* _DIRECTIONS_
Consider the data that follows and state how many lines contain the string "this", using the number alone.

* _DATA RECORDS_

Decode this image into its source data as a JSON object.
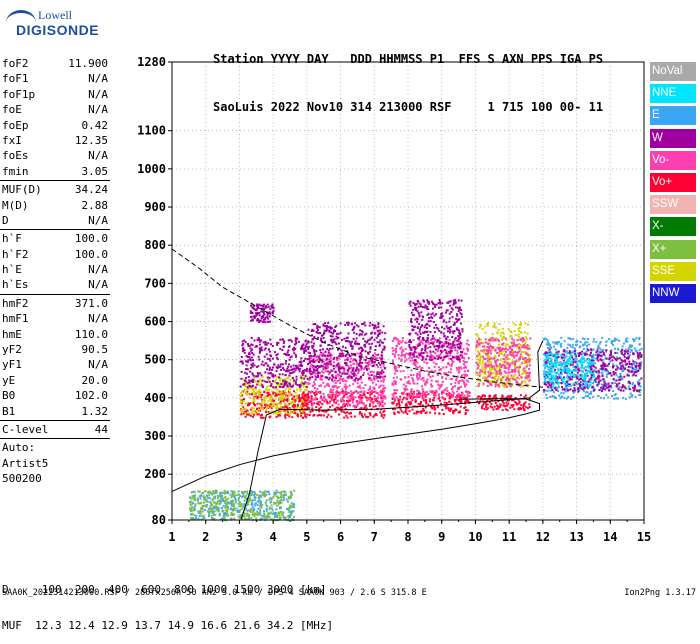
{
  "logo": {
    "line1": "Lowell",
    "line2": "DIGISONDE"
  },
  "header": {
    "line1": "Station YYYY DAY   DDD HHMMSS P1  FFS S AXN PPS IGA PS",
    "line2": "SaoLuis 2022 Nov10 314 213000 RSF     1 715 100 00- 11"
  },
  "params": {
    "group1": [
      {
        "name": "foF2",
        "value": "11.900"
      },
      {
        "name": "foF1",
        "value": "N/A"
      },
      {
        "name": "foF1p",
        "value": "N/A"
      },
      {
        "name": "foE",
        "value": "N/A"
      },
      {
        "name": "foEp",
        "value": "0.42"
      },
      {
        "name": "fxI",
        "value": "12.35"
      },
      {
        "name": "foEs",
        "value": "N/A"
      },
      {
        "name": "fmin",
        "value": "3.05"
      }
    ],
    "group2": [
      {
        "name": "MUF(D)",
        "value": "34.24"
      },
      {
        "name": "M(D)",
        "value": "2.88"
      },
      {
        "name": "D",
        "value": "N/A"
      }
    ],
    "group3": [
      {
        "name": "h`F",
        "value": "100.0"
      },
      {
        "name": "h`F2",
        "value": "100.0"
      },
      {
        "name": "h`E",
        "value": "N/A"
      },
      {
        "name": "h`Es",
        "value": "N/A"
      }
    ],
    "group4": [
      {
        "name": "hmF2",
        "value": "371.0"
      },
      {
        "name": "hmF1",
        "value": "N/A"
      },
      {
        "name": "hmE",
        "value": "110.0"
      },
      {
        "name": "yF2",
        "value": "90.5"
      },
      {
        "name": "yF1",
        "value": "N/A"
      },
      {
        "name": "yE",
        "value": "20.0"
      },
      {
        "name": "B0",
        "value": "102.0"
      },
      {
        "name": "B1",
        "value": "1.32"
      }
    ],
    "group5": [
      {
        "name": "C-level",
        "value": "44"
      }
    ],
    "auto": {
      "label": "Auto:",
      "artist": "Artist5",
      "version": "500200"
    }
  },
  "legend": [
    {
      "label": "NoVal",
      "color": "#a9a9a9"
    },
    {
      "label": "NNE",
      "color": "#00e5ff"
    },
    {
      "label": "E",
      "color": "#3aa6f5"
    },
    {
      "label": "W",
      "color": "#a000a0"
    },
    {
      "label": "Vo-",
      "color": "#ff3fb0"
    },
    {
      "label": "Vo+",
      "color": "#ff0033"
    },
    {
      "label": "SSW",
      "color": "#f3b3b3"
    },
    {
      "label": "X-",
      "color": "#007a00"
    },
    {
      "label": "X+",
      "color": "#7fbf3f"
    },
    {
      "label": "SSE",
      "color": "#d4d400"
    },
    {
      "label": "NNW",
      "color": "#1a1ad4"
    }
  ],
  "bottom": {
    "d_line": "D     100  200  400  600  800 1000 1500 3000 [km]",
    "muf_line": "MUF  12.3 12.4 12.9 13.7 14.9 16.6 21.6 34.2 [MHz]",
    "footer": "SAA0K_2022314213000.RSF / 280fx256h 50 kHz 5.0 km / DPS-4 SAA0K 903 / 2.6 S 315.8 E",
    "version": "Ion2Png 1.3.17"
  },
  "chart_data": {
    "type": "scatter",
    "xlim": [
      1,
      15
    ],
    "ylim": [
      80,
      1280
    ],
    "x_ticks": [
      "1",
      "2",
      "3",
      "4",
      "5",
      "6",
      "7",
      "8",
      "9",
      "10",
      "11",
      "12",
      "13",
      "14",
      "15"
    ],
    "y_ticks": [
      {
        "v": 80,
        "label": "80"
      },
      {
        "v": 200,
        "label": "200"
      },
      {
        "v": 300,
        "label": "300"
      },
      {
        "v": 400,
        "label": "400"
      },
      {
        "v": 500,
        "label": "500"
      },
      {
        "v": 600,
        "label": "600"
      },
      {
        "v": 700,
        "label": "700"
      },
      {
        "v": 800,
        "label": "800"
      },
      {
        "v": 900,
        "label": "900"
      },
      {
        "v": 1000,
        "label": "1000"
      },
      {
        "v": 1100,
        "label": "1100"
      },
      {
        "v": 1280,
        "label": "1280"
      }
    ],
    "grid": "dotted",
    "clusters": [
      {
        "x": [
          3.0,
          5.0
        ],
        "y": [
          350,
          420
        ],
        "color": "#ff0033"
      },
      {
        "x": [
          3.0,
          5.0
        ],
        "y": [
          360,
          460
        ],
        "color": "#d4d400"
      },
      {
        "x": [
          3.0,
          5.0
        ],
        "y": [
          430,
          560
        ],
        "color": "#a000a0"
      },
      {
        "x": [
          3.3,
          4.0
        ],
        "y": [
          600,
          650
        ],
        "color": "#a000a0"
      },
      {
        "x": [
          4.7,
          7.3
        ],
        "y": [
          350,
          420
        ],
        "color": "#ff0033"
      },
      {
        "x": [
          5.0,
          7.3
        ],
        "y": [
          380,
          520
        ],
        "color": "#ff3fb0"
      },
      {
        "x": [
          5.0,
          7.3
        ],
        "y": [
          450,
          600
        ],
        "color": "#a000a0"
      },
      {
        "x": [
          7.5,
          9.8
        ],
        "y": [
          360,
          420
        ],
        "color": "#ff0033"
      },
      {
        "x": [
          7.5,
          9.8
        ],
        "y": [
          400,
          560
        ],
        "color": "#ff3fb0"
      },
      {
        "x": [
          8.0,
          9.6
        ],
        "y": [
          500,
          660
        ],
        "color": "#a000a0"
      },
      {
        "x": [
          10.0,
          11.6
        ],
        "y": [
          370,
          410
        ],
        "color": "#ff0033"
      },
      {
        "x": [
          10.0,
          11.6
        ],
        "y": [
          430,
          600
        ],
        "color": "#d4d400"
      },
      {
        "x": [
          10.0,
          11.6
        ],
        "y": [
          430,
          560
        ],
        "color": "#ff3fb0"
      },
      {
        "x": [
          12.0,
          14.9
        ],
        "y": [
          400,
          560
        ],
        "color": "#3aa6f5"
      },
      {
        "x": [
          12.0,
          14.9
        ],
        "y": [
          420,
          530
        ],
        "color": "#a000a0"
      },
      {
        "x": [
          12.0,
          13.5
        ],
        "y": [
          430,
          520
        ],
        "color": "#00e5ff"
      },
      {
        "x": [
          1.5,
          4.6
        ],
        "y": [
          82,
          160
        ],
        "color": "#3aa6f5"
      },
      {
        "x": [
          1.5,
          4.6
        ],
        "y": [
          82,
          160
        ],
        "color": "#7fbf3f"
      }
    ],
    "curves": [
      {
        "style": "dashed",
        "points": [
          [
            1.0,
            790
          ],
          [
            1.8,
            740
          ],
          [
            2.5,
            690
          ],
          [
            3.5,
            640
          ],
          [
            4.5,
            590
          ],
          [
            5.5,
            545
          ],
          [
            6.5,
            510
          ],
          [
            7.5,
            490
          ],
          [
            8.5,
            470
          ],
          [
            9.5,
            455
          ],
          [
            10.5,
            442
          ],
          [
            11.5,
            432
          ],
          [
            12.0,
            428
          ]
        ]
      },
      {
        "style": "solid",
        "points": [
          [
            3.05,
            82
          ],
          [
            3.3,
            150
          ],
          [
            3.55,
            260
          ],
          [
            3.8,
            355
          ],
          [
            4.2,
            370
          ],
          [
            5.5,
            368
          ],
          [
            7.0,
            370
          ],
          [
            8.5,
            378
          ],
          [
            10.0,
            388
          ],
          [
            11.0,
            395
          ],
          [
            11.6,
            400
          ],
          [
            11.9,
            420
          ],
          [
            11.85,
            520
          ],
          [
            12.0,
            550
          ]
        ]
      },
      {
        "style": "solid",
        "points": [
          [
            1.0,
            155
          ],
          [
            2.0,
            195
          ],
          [
            3.0,
            225
          ],
          [
            4.0,
            248
          ],
          [
            5.0,
            265
          ],
          [
            6.0,
            280
          ],
          [
            7.0,
            293
          ],
          [
            8.0,
            305
          ],
          [
            9.0,
            318
          ],
          [
            10.0,
            332
          ],
          [
            11.0,
            348
          ],
          [
            11.5,
            358
          ],
          [
            11.9,
            368
          ],
          [
            11.9,
            385
          ],
          [
            11.5,
            397
          ],
          [
            10.5,
            398
          ],
          [
            9.5,
            396
          ]
        ]
      }
    ]
  }
}
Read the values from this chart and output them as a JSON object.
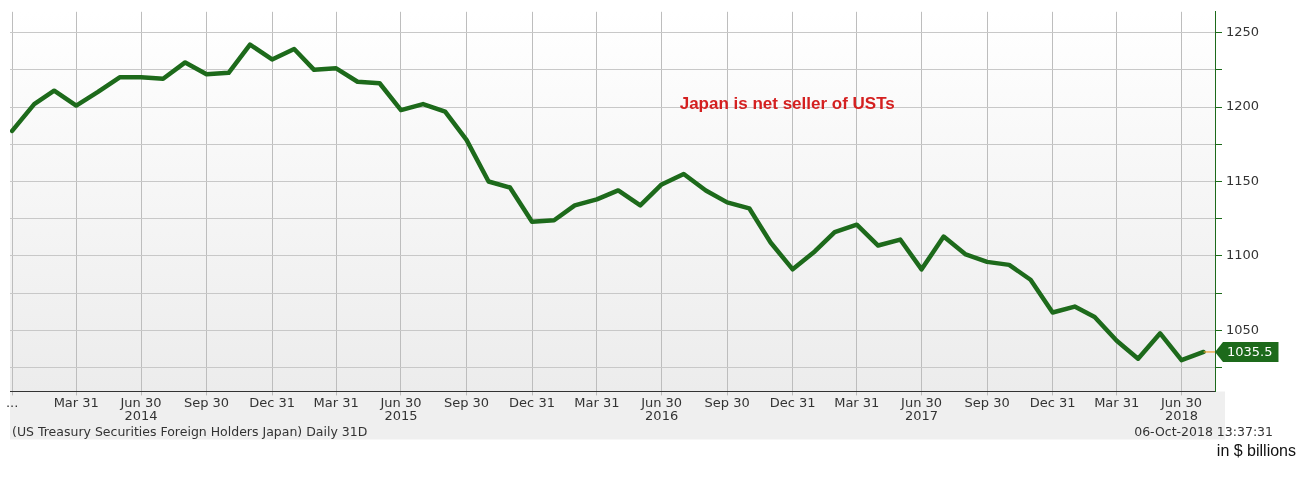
{
  "chart_data": {
    "type": "line",
    "x": [
      "2013-12-31",
      "2014-01-31",
      "2014-02-28",
      "2014-03-31",
      "2014-04-30",
      "2014-05-31",
      "2014-06-30",
      "2014-07-31",
      "2014-08-31",
      "2014-09-30",
      "2014-10-31",
      "2014-11-30",
      "2014-12-31",
      "2015-01-31",
      "2015-02-28",
      "2015-03-31",
      "2015-04-30",
      "2015-05-31",
      "2015-06-30",
      "2015-07-31",
      "2015-08-31",
      "2015-09-30",
      "2015-10-31",
      "2015-11-30",
      "2015-12-31",
      "2016-01-31",
      "2016-02-29",
      "2016-03-31",
      "2016-04-30",
      "2016-05-31",
      "2016-06-30",
      "2016-07-31",
      "2016-08-31",
      "2016-09-30",
      "2016-10-31",
      "2016-11-30",
      "2016-12-31",
      "2017-01-31",
      "2017-02-28",
      "2017-03-31",
      "2017-04-30",
      "2017-05-31",
      "2017-06-30",
      "2017-07-31",
      "2017-08-31",
      "2017-09-30",
      "2017-10-31",
      "2017-11-30",
      "2017-12-31",
      "2018-01-31",
      "2018-02-28",
      "2018-03-31",
      "2018-04-30",
      "2018-05-31",
      "2018-06-30",
      "2018-07-31"
    ],
    "series": [
      {
        "color": "#1d6a1b",
        "values": [
          1184,
          1202,
          1211,
          1201,
          1210,
          1220,
          1220,
          1219,
          1230,
          1222,
          1223,
          1242,
          1232,
          1239,
          1225,
          1226,
          1217,
          1216,
          1198,
          1202,
          1197,
          1178,
          1150,
          1146,
          1123,
          1124,
          1134,
          1138,
          1144,
          1134,
          1148,
          1155,
          1144,
          1136,
          1132,
          1109,
          1091,
          1103,
          1116,
          1121,
          1107,
          1111,
          1091,
          1113,
          1101,
          1096,
          1094,
          1084,
          1062,
          1066,
          1059,
          1043,
          1031,
          1048,
          1030,
          1035.5
        ],
        "value_labels": [
          null,
          null,
          null,
          null,
          null,
          null,
          null,
          null,
          null,
          null,
          null,
          null,
          null,
          null,
          null,
          null,
          null,
          null,
          null,
          null,
          null,
          null,
          null,
          null,
          null,
          null,
          null,
          null,
          null,
          null,
          null,
          null,
          null,
          null,
          null,
          null,
          null,
          null,
          null,
          null,
          null,
          null,
          null,
          null,
          null,
          null,
          null,
          null,
          null,
          null,
          null,
          null,
          null,
          null,
          null,
          "1035.5"
        ]
      }
    ],
    "xlim": [
      "2013-12-28",
      "2018-08-16"
    ],
    "xticks": [
      {
        "value": "2013-12-31",
        "label": "..."
      },
      {
        "value": "2014-03-31",
        "label": "Mar 31"
      },
      {
        "value": "2014-06-30",
        "label": "Jun 30"
      },
      {
        "value": "2014-09-30",
        "label": "Sep 30"
      },
      {
        "value": "2014-12-31",
        "label": "Dec 31"
      },
      {
        "value": "2015-03-31",
        "label": "Mar 31"
      },
      {
        "value": "2015-06-30",
        "label": "Jun 30"
      },
      {
        "value": "2015-09-30",
        "label": "Sep 30"
      },
      {
        "value": "2015-12-31",
        "label": "Dec 31"
      },
      {
        "value": "2016-03-31",
        "label": "Mar 31"
      },
      {
        "value": "2016-06-30",
        "label": "Jun 30"
      },
      {
        "value": "2016-09-30",
        "label": "Sep 30"
      },
      {
        "value": "2016-12-31",
        "label": "Dec 31"
      },
      {
        "value": "2017-03-31",
        "label": "Mar 31"
      },
      {
        "value": "2017-06-30",
        "label": "Jun 30"
      },
      {
        "value": "2017-09-30",
        "label": "Sep 30"
      },
      {
        "value": "2017-12-31",
        "label": "Dec 31"
      },
      {
        "value": "2018-03-31",
        "label": "Mar 31"
      },
      {
        "value": "2018-06-30",
        "label": "Jun 30"
      }
    ],
    "ylim": [
      1009,
      1264
    ],
    "yticks": [
      {
        "value": 1025,
        "label": null
      },
      1050,
      {
        "value": 1075,
        "label": null
      },
      1100,
      {
        "value": 1125,
        "label": null
      },
      1150,
      {
        "value": 1175,
        "label": null
      },
      1200,
      {
        "value": 1225,
        "label": null
      },
      1250
    ],
    "grid": true,
    "legend": false,
    "marker": "none",
    "line_style": "solid",
    "annotations": [
      "Japan is net seller of USTs",
      "2014",
      "2015",
      "2016",
      "2017",
      "2018",
      "(US Treasury Securities Foreign Holders Japan) Daily 31D",
      "06-Oct-2018 13:37:31",
      "in $ billions"
    ]
  }
}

* _TASK ANSWER_
2